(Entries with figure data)
------------------------
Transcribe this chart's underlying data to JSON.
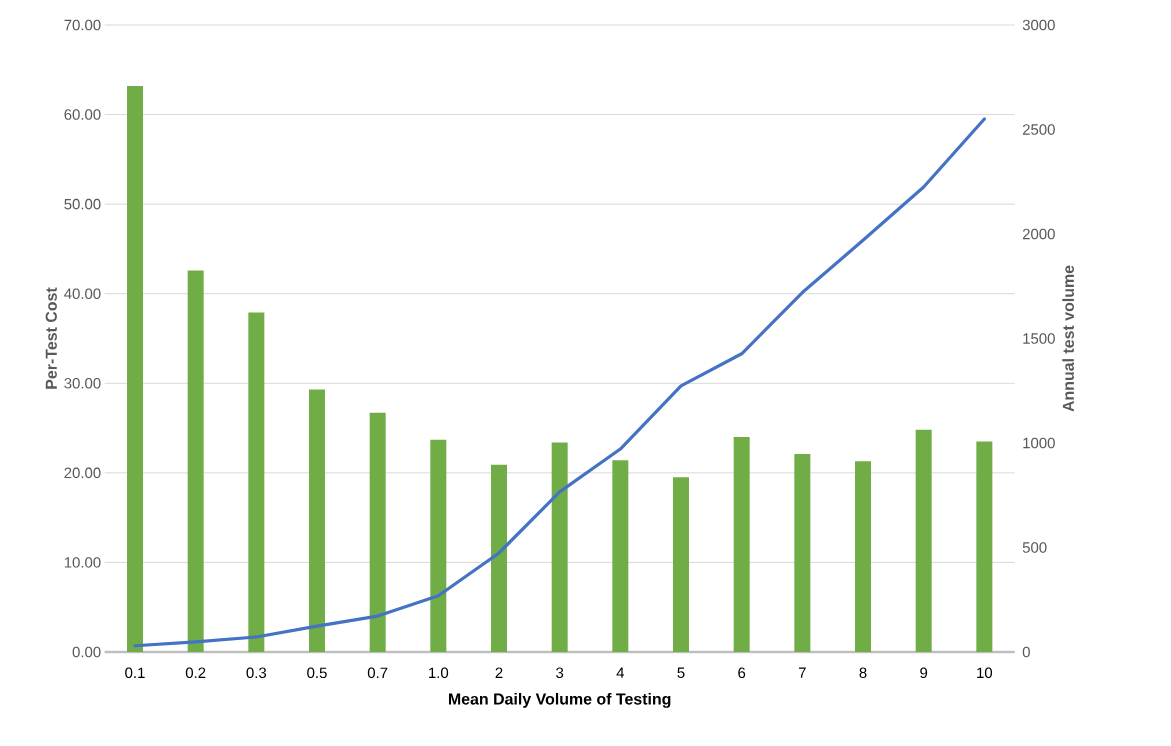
{
  "chart_data": {
    "type": "bar",
    "xlabel": "Mean Daily Volume of Testing",
    "ylabel": "Per-Test Cost",
    "y2label": "Annual test volume",
    "categories": [
      "0.1",
      "0.2",
      "0.3",
      "0.5",
      "0.7",
      "1.0",
      "2",
      "3",
      "4",
      "5",
      "6",
      "7",
      "8",
      "9",
      "10"
    ],
    "series": [
      {
        "color": "#70ad47",
        "values": [
          63.2,
          42.6,
          37.9,
          29.3,
          26.7,
          23.7,
          20.9,
          23.4,
          21.4,
          19.5,
          24.0,
          22.1,
          21.3,
          24.8,
          23.5
        ]
      },
      {
        "type": "line",
        "axis": "y2",
        "color": "#4472c4",
        "values": [
          30,
          48,
          72,
          124,
          172,
          269,
          474,
          766,
          971,
          1273,
          1427,
          1720,
          1970,
          2225,
          2550
        ]
      }
    ],
    "ylim": [
      0,
      70
    ],
    "yticks": [
      {
        "value": 0,
        "label": "0.00"
      },
      {
        "value": 10,
        "label": "10.00"
      },
      {
        "value": 20,
        "label": "20.00"
      },
      {
        "value": 30,
        "label": "30.00"
      },
      {
        "value": 40,
        "label": "40.00"
      },
      {
        "value": 50,
        "label": "50.00"
      },
      {
        "value": 60,
        "label": "60.00"
      },
      {
        "value": 70,
        "label": "70.00"
      }
    ],
    "y2lim": [
      0,
      3000
    ],
    "y2ticks": [
      0,
      500,
      1000,
      1500,
      2000,
      2500,
      3000
    ],
    "grid": "y"
  }
}
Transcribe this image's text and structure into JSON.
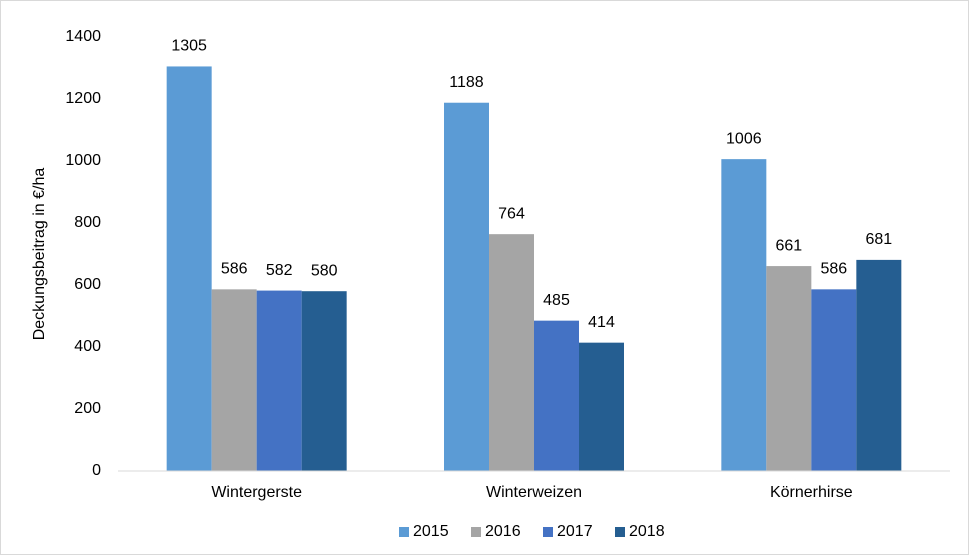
{
  "chart_data": {
    "type": "bar",
    "y_label": "Deckungsbeitrag in €/ha",
    "categories": [
      "Wintergerste",
      "Winterweizen",
      "Körnerhirse"
    ],
    "series": [
      {
        "name": "2015",
        "color": "#5b9bd5",
        "values": [
          1305,
          1188,
          1006
        ]
      },
      {
        "name": "2016",
        "color": "#a5a5a5",
        "values": [
          586,
          764,
          661
        ]
      },
      {
        "name": "2017",
        "color": "#4472c4",
        "values": [
          582,
          485,
          586
        ]
      },
      {
        "name": "2018",
        "color": "#255e91",
        "values": [
          580,
          414,
          681
        ]
      }
    ],
    "ylim": [
      0,
      1400
    ],
    "yticks": [
      0,
      200,
      400,
      600,
      800,
      1000,
      1200,
      1400
    ],
    "grid": false,
    "legend": "bottom"
  }
}
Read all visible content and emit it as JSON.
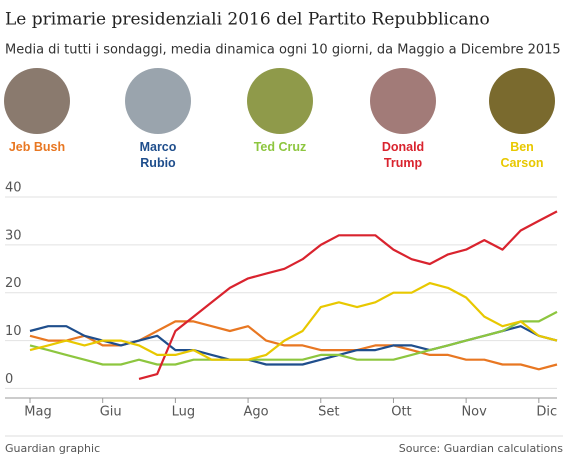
{
  "chart_data": {
    "type": "line",
    "title": "Le primarie presidenziali 2016 del Partito Repubblicano",
    "subtitle": "Media di tutti i sondaggi, media dinamica ogni 10 giorni, da Maggio a Dicembre 2015",
    "categories": [
      "Mag",
      null,
      null,
      null,
      "Giu",
      null,
      null,
      null,
      "Lug",
      null,
      null,
      null,
      "Ago",
      null,
      null,
      null,
      "Set",
      null,
      null,
      null,
      "Ott",
      null,
      null,
      null,
      "Nov",
      null,
      null,
      null,
      "Dic",
      null
    ],
    "series": [
      {
        "name": "Jeb Bush",
        "color": "#e87722",
        "values": [
          11,
          10,
          10,
          11,
          9,
          9,
          10,
          12,
          14,
          14,
          13,
          12,
          13,
          10,
          9,
          9,
          8,
          8,
          8,
          9,
          9,
          8,
          7,
          7,
          6,
          6,
          5,
          5,
          4,
          5
        ]
      },
      {
        "name": "Marco Rubio",
        "color": "#1f4e8c",
        "values": [
          12,
          13,
          13,
          11,
          10,
          9,
          10,
          11,
          8,
          8,
          7,
          6,
          6,
          5,
          5,
          5,
          6,
          7,
          8,
          8,
          9,
          9,
          8,
          9,
          10,
          11,
          12,
          13,
          11,
          10
        ]
      },
      {
        "name": "Ted Cruz",
        "color": "#8dc63f",
        "values": [
          9,
          8,
          7,
          6,
          5,
          5,
          6,
          5,
          5,
          6,
          6,
          6,
          6,
          6,
          6,
          6,
          7,
          7,
          6,
          6,
          6,
          7,
          8,
          9,
          10,
          11,
          12,
          14,
          14,
          16
        ]
      },
      {
        "name": "Donald Trump",
        "color": "#d9232e",
        "values": [
          null,
          null,
          null,
          null,
          null,
          null,
          2,
          3,
          12,
          15,
          18,
          21,
          23,
          24,
          25,
          27,
          30,
          32,
          32,
          32,
          29,
          27,
          26,
          28,
          29,
          31,
          29,
          33,
          35,
          37
        ]
      },
      {
        "name": "Ben Carson",
        "color": "#e8c800",
        "values": [
          8,
          9,
          10,
          9,
          10,
          10,
          9,
          7,
          7,
          8,
          6,
          6,
          6,
          7,
          10,
          12,
          17,
          18,
          17,
          18,
          20,
          20,
          22,
          21,
          19,
          15,
          13,
          14,
          11,
          10
        ]
      }
    ],
    "ylim": [
      -2,
      40
    ],
    "yticks": [
      0,
      10,
      20,
      30,
      40
    ],
    "grid": true,
    "footer_left": "Guardian graphic",
    "footer_right": "Source: Guardian calculations"
  }
}
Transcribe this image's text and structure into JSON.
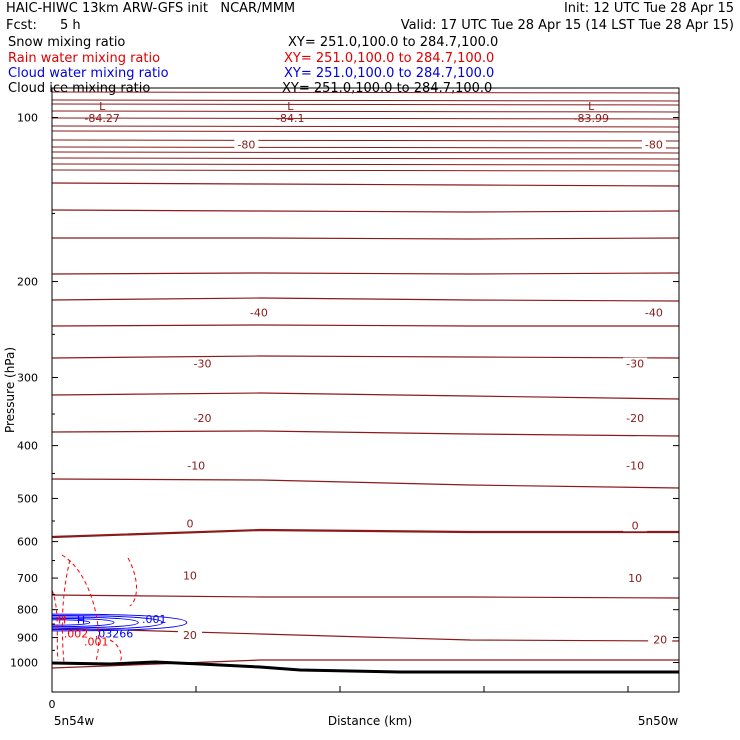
{
  "header": {
    "line1_left": "HAIC-HIWC 13km ARW-GFS init   NCAR/MMM",
    "line1_right": "Init: 12 UTC Tue 28 Apr 15",
    "fcst_label": "Fcst:",
    "fcst_value": "5 h",
    "valid": "Valid: 17 UTC Tue 28 Apr 15 (14 LST Tue 28 Apr 15)"
  },
  "fields": [
    {
      "name": "Snow mixing ratio",
      "xy": "XY= 251.0,100.0 to 284.7,100.0",
      "color": "#000000"
    },
    {
      "name": "Rain water mixing ratio",
      "xy": "XY= 251.0,100.0 to 284.7,100.0",
      "color": "#ff0000"
    },
    {
      "name": "Cloud water mixing ratio",
      "xy": "XY= 251.0,100.0 to 284.7,100.0",
      "color": "#0000ff"
    },
    {
      "name": "Cloud ice mixing ratio",
      "xy": "XY= 251.0,100.0 to 284.7,100.0",
      "color": "#000000"
    }
  ],
  "chart_data": {
    "type": "line",
    "ylabel": "Pressure (hPa)",
    "xlabel": "Distance (km)",
    "yticks": [
      "100",
      "200",
      "300",
      "400",
      "500",
      "600",
      "700",
      "800",
      "900",
      "1000"
    ],
    "x_start_label": "0",
    "x_left_location": "5n54w",
    "x_right_location": "5n50w",
    "y_scale": "log pressure (inverted)",
    "temperature_contours": {
      "color": "#8b1a1a",
      "labels": [
        {
          "text": "-80",
          "pressure": 112,
          "x_frac": 0.31
        },
        {
          "text": "-80",
          "pressure": 112,
          "x_frac": 0.96
        },
        {
          "text": "-40",
          "pressure": 228,
          "x_frac": 0.33
        },
        {
          "text": "-40",
          "pressure": 228,
          "x_frac": 0.96
        },
        {
          "text": "-30",
          "pressure": 283,
          "x_frac": 0.24
        },
        {
          "text": "-30",
          "pressure": 283,
          "x_frac": 0.93
        },
        {
          "text": "-20",
          "pressure": 356,
          "x_frac": 0.24
        },
        {
          "text": "-20",
          "pressure": 356,
          "x_frac": 0.93
        },
        {
          "text": "-10",
          "pressure": 435,
          "x_frac": 0.23
        },
        {
          "text": "-10",
          "pressure": 435,
          "x_frac": 0.93
        },
        {
          "text": "0",
          "pressure": 556,
          "x_frac": 0.22
        },
        {
          "text": "0",
          "pressure": 560,
          "x_frac": 0.93
        },
        {
          "text": "10",
          "pressure": 692,
          "x_frac": 0.22
        },
        {
          "text": "10",
          "pressure": 700,
          "x_frac": 0.93
        },
        {
          "text": "20",
          "pressure": 890,
          "x_frac": 0.22
        },
        {
          "text": "20",
          "pressure": 908,
          "x_frac": 0.97
        }
      ]
    },
    "lows": [
      {
        "label": "L",
        "value": "-84.27",
        "x_frac": 0.08
      },
      {
        "label": "L",
        "value": "-84.1",
        "x_frac": 0.38
      },
      {
        "label": "L",
        "value": "-83.99",
        "x_frac": 0.86
      }
    ],
    "cloud_water": {
      "color": "#0000ff",
      "contour_label": ".001",
      "max_label": "H",
      "max_value": ".03266",
      "pressure_top": 815,
      "pressure_bottom": 875,
      "x_extent_frac": 0.215
    },
    "rain_water": {
      "color": "#ff0000",
      "contour_label": ".001",
      "max_value": ".002"
    }
  }
}
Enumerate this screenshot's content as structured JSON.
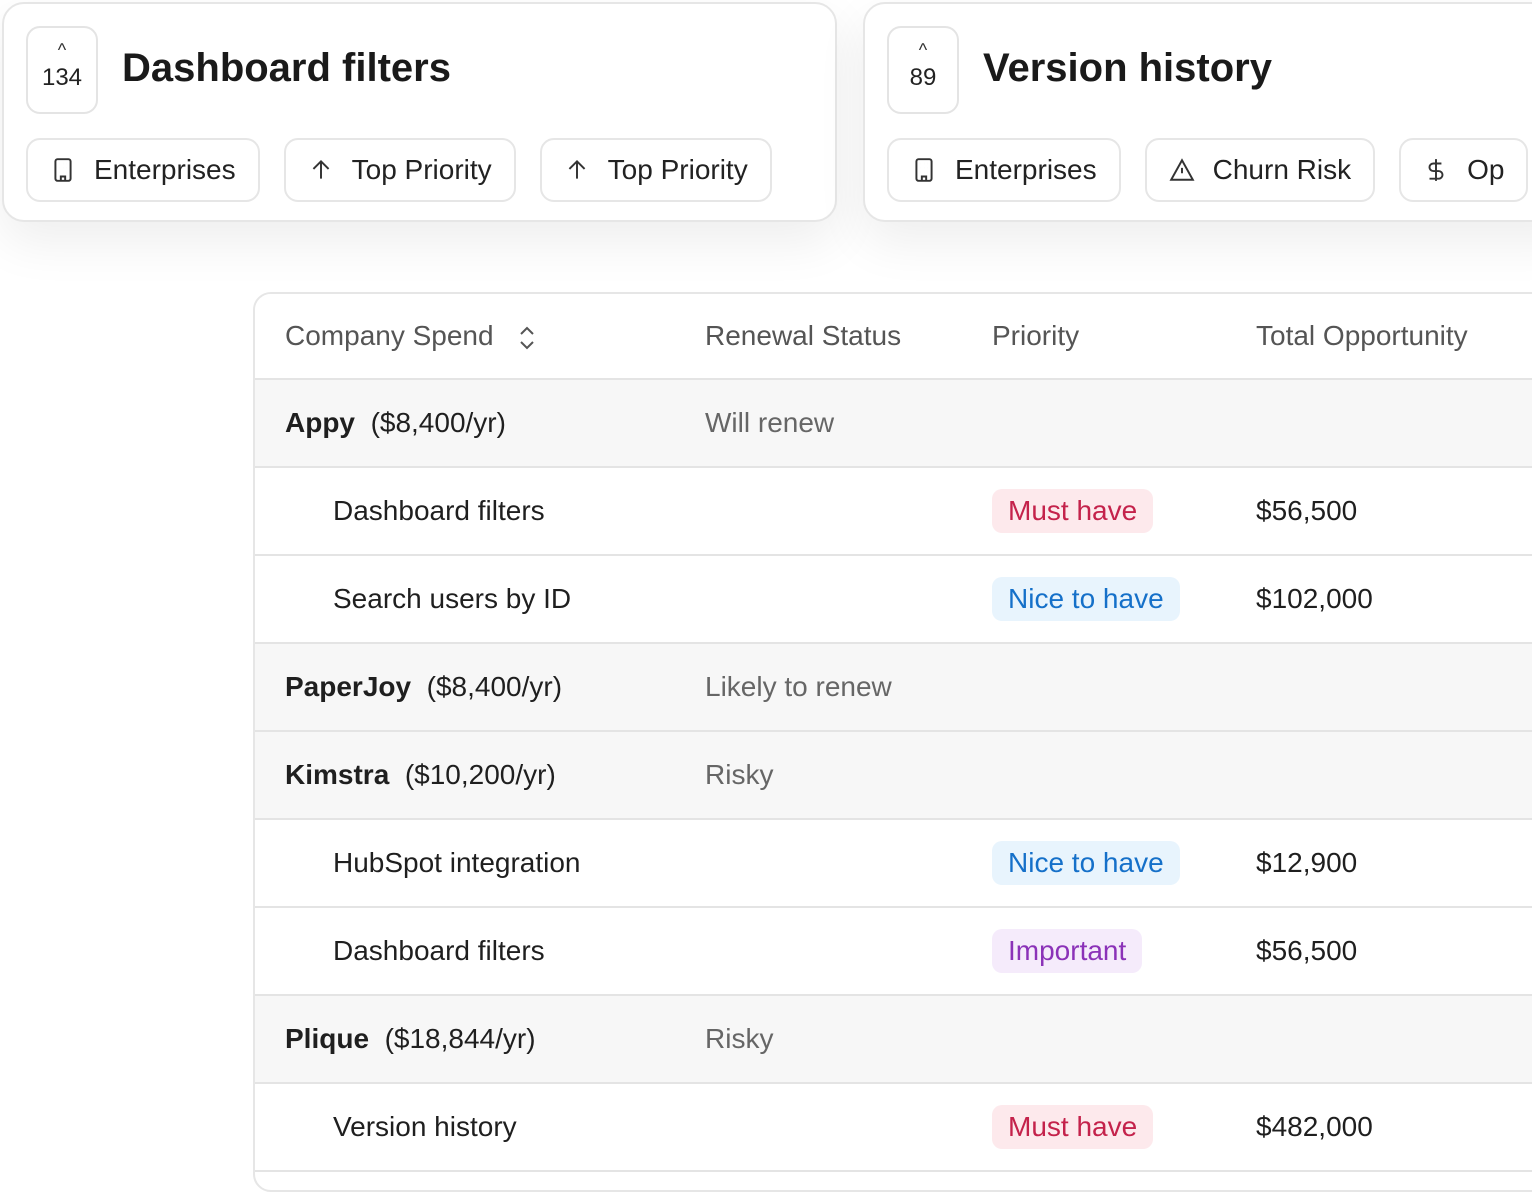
------------------------
_GIVEN REQUEST_
Report how many lines of the entries hold the string "mixing". Provide the number alone.

_WRITTEN SOLUTION_
4